• _Goal_
Leave out any pictures and transcribe all other data below exactly.

• _Figure contents as structured data_
■ ■ ■ ■

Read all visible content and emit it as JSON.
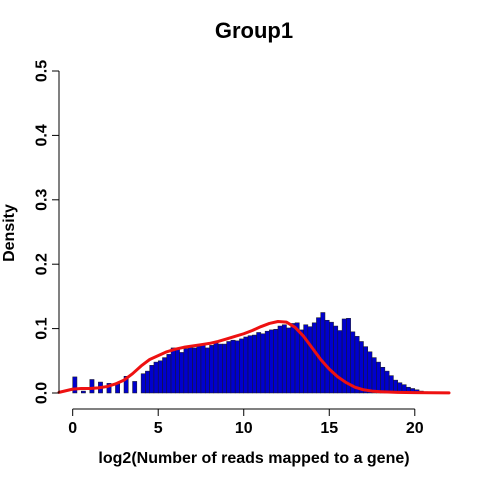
{
  "chart_data": {
    "type": "bar",
    "title": "Group1",
    "xlabel": "log2(Number of reads mapped to a gene)",
    "ylabel": "Density",
    "xlim": [
      -0.8,
      22
    ],
    "ylim": [
      0,
      0.5
    ],
    "x_ticks": [
      0,
      5,
      10,
      15,
      20
    ],
    "y_ticks": [
      0.0,
      0.1,
      0.2,
      0.3,
      0.4,
      0.5
    ],
    "x_tick_labels": [
      "0",
      "5",
      "10",
      "15",
      "20"
    ],
    "y_tick_labels": [
      "0.0",
      "0.1",
      "0.2",
      "0.3",
      "0.4",
      "0.5"
    ],
    "bin_width": 0.25,
    "bin_start": 0,
    "bin_values": [
      0.025,
      0.0,
      0.003,
      0.0,
      0.021,
      0.0,
      0.017,
      0.0,
      0.015,
      0.0,
      0.016,
      0.0,
      0.026,
      0.0,
      0.018,
      0.0,
      0.03,
      0.034,
      0.043,
      0.048,
      0.05,
      0.055,
      0.06,
      0.07,
      0.069,
      0.063,
      0.069,
      0.071,
      0.07,
      0.075,
      0.076,
      0.07,
      0.074,
      0.078,
      0.076,
      0.076,
      0.08,
      0.082,
      0.081,
      0.084,
      0.087,
      0.089,
      0.09,
      0.094,
      0.092,
      0.096,
      0.098,
      0.099,
      0.104,
      0.106,
      0.101,
      0.108,
      0.109,
      0.098,
      0.106,
      0.103,
      0.109,
      0.117,
      0.125,
      0.113,
      0.11,
      0.104,
      0.097,
      0.115,
      0.116,
      0.095,
      0.088,
      0.08,
      0.072,
      0.064,
      0.055,
      0.048,
      0.04,
      0.034,
      0.027,
      0.02,
      0.016,
      0.013,
      0.009,
      0.007,
      0.005,
      0.003,
      0.002,
      0.001,
      0.0005,
      0.0003
    ],
    "density_curve": {
      "x": [
        -0.8,
        0,
        0.5,
        1,
        1.5,
        2,
        2.5,
        3,
        3.5,
        4,
        4.5,
        5,
        5.5,
        6,
        6.5,
        7,
        7.5,
        8,
        8.5,
        9,
        9.5,
        10,
        10.5,
        11,
        11.5,
        12,
        12.5,
        13,
        13.5,
        14,
        14.5,
        15,
        15.5,
        16,
        16.5,
        17,
        17.5,
        18,
        19,
        20,
        21,
        22
      ],
      "y": [
        0.001,
        0.006,
        0.007,
        0.007,
        0.008,
        0.01,
        0.014,
        0.02,
        0.03,
        0.042,
        0.052,
        0.058,
        0.064,
        0.068,
        0.071,
        0.073,
        0.075,
        0.077,
        0.08,
        0.084,
        0.088,
        0.092,
        0.097,
        0.103,
        0.108,
        0.111,
        0.11,
        0.102,
        0.088,
        0.07,
        0.052,
        0.037,
        0.025,
        0.016,
        0.009,
        0.005,
        0.003,
        0.002,
        0.001,
        0.0005,
        0.0003,
        0.0002
      ]
    },
    "colors": {
      "bar_fill": "#0000cd",
      "curve": "#ee1111"
    },
    "grid": false
  }
}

■ ■ ■ ■

• _Solution to the exercise_
Read all visible content and emit it as JSON.
{
  "chart_data": {
    "type": "bar",
    "title": "Group1",
    "xlabel": "log2(Number of reads mapped to a gene)",
    "ylabel": "Density",
    "xlim": [
      -0.8,
      22
    ],
    "ylim": [
      0,
      0.5
    ],
    "x_ticks": [
      0,
      5,
      10,
      15,
      20
    ],
    "y_ticks": [
      0.0,
      0.1,
      0.2,
      0.3,
      0.4,
      0.5
    ],
    "x_tick_labels": [
      "0",
      "5",
      "10",
      "15",
      "20"
    ],
    "y_tick_labels": [
      "0.0",
      "0.1",
      "0.2",
      "0.3",
      "0.4",
      "0.5"
    ],
    "bin_width": 0.25,
    "bin_start": 0,
    "bin_values": [
      0.025,
      0.0,
      0.003,
      0.0,
      0.021,
      0.0,
      0.017,
      0.0,
      0.015,
      0.0,
      0.016,
      0.0,
      0.026,
      0.0,
      0.018,
      0.0,
      0.03,
      0.034,
      0.043,
      0.048,
      0.05,
      0.055,
      0.06,
      0.07,
      0.069,
      0.063,
      0.069,
      0.071,
      0.07,
      0.075,
      0.076,
      0.07,
      0.074,
      0.078,
      0.076,
      0.076,
      0.08,
      0.082,
      0.081,
      0.084,
      0.087,
      0.089,
      0.09,
      0.094,
      0.092,
      0.096,
      0.098,
      0.099,
      0.104,
      0.106,
      0.101,
      0.108,
      0.109,
      0.098,
      0.106,
      0.103,
      0.109,
      0.117,
      0.125,
      0.113,
      0.11,
      0.104,
      0.097,
      0.115,
      0.116,
      0.095,
      0.088,
      0.08,
      0.072,
      0.064,
      0.055,
      0.048,
      0.04,
      0.034,
      0.027,
      0.02,
      0.016,
      0.013,
      0.009,
      0.007,
      0.005,
      0.003,
      0.002,
      0.001,
      0.0005,
      0.0003
    ],
    "density_curve": {
      "x": [
        -0.8,
        0,
        0.5,
        1,
        1.5,
        2,
        2.5,
        3,
        3.5,
        4,
        4.5,
        5,
        5.5,
        6,
        6.5,
        7,
        7.5,
        8,
        8.5,
        9,
        9.5,
        10,
        10.5,
        11,
        11.5,
        12,
        12.5,
        13,
        13.5,
        14,
        14.5,
        15,
        15.5,
        16,
        16.5,
        17,
        17.5,
        18,
        19,
        20,
        21,
        22
      ],
      "y": [
        0.001,
        0.006,
        0.007,
        0.007,
        0.008,
        0.01,
        0.014,
        0.02,
        0.03,
        0.042,
        0.052,
        0.058,
        0.064,
        0.068,
        0.071,
        0.073,
        0.075,
        0.077,
        0.08,
        0.084,
        0.088,
        0.092,
        0.097,
        0.103,
        0.108,
        0.111,
        0.11,
        0.102,
        0.088,
        0.07,
        0.052,
        0.037,
        0.025,
        0.016,
        0.009,
        0.005,
        0.003,
        0.002,
        0.001,
        0.0005,
        0.0003,
        0.0002
      ]
    },
    "colors": {
      "bar_fill": "#0000cd",
      "curve": "#ee1111"
    },
    "grid": false
  }
}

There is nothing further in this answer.